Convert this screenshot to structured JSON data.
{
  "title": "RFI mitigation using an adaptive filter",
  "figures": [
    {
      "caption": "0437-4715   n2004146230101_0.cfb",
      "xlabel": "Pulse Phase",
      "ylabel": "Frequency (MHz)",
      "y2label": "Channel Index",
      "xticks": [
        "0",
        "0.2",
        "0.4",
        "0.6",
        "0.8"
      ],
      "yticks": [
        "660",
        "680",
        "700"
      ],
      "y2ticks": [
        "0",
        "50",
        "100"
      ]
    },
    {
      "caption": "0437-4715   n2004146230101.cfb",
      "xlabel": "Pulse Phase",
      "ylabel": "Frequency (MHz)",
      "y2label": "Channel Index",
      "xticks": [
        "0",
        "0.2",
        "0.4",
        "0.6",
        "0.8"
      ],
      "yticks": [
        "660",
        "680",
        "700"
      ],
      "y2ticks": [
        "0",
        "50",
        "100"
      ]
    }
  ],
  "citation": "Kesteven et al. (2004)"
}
::::::::::
Write the listing out again, exactly as shown above.

Convert this screenshot to structured JSON data.
{
  "title": "RFI mitigation using an adaptive filter",
  "figures": [
    {
      "caption": "0437-4715   n2004146230101_0.cfb",
      "xlabel": "Pulse Phase",
      "ylabel": "Frequency (MHz)",
      "y2label": "Channel Index",
      "xticks": [
        "0",
        "0.2",
        "0.4",
        "0.6",
        "0.8"
      ],
      "yticks": [
        "660",
        "680",
        "700"
      ],
      "y2ticks": [
        "0",
        "50",
        "100"
      ]
    },
    {
      "caption": "0437-4715   n2004146230101.cfb",
      "xlabel": "Pulse Phase",
      "ylabel": "Frequency (MHz)",
      "y2label": "Channel Index",
      "xticks": [
        "0",
        "0.2",
        "0.4",
        "0.6",
        "0.8"
      ],
      "yticks": [
        "660",
        "680",
        "700"
      ],
      "y2ticks": [
        "0",
        "50",
        "100"
      ]
    }
  ],
  "citation": "Kesteven et al. (2004)"
}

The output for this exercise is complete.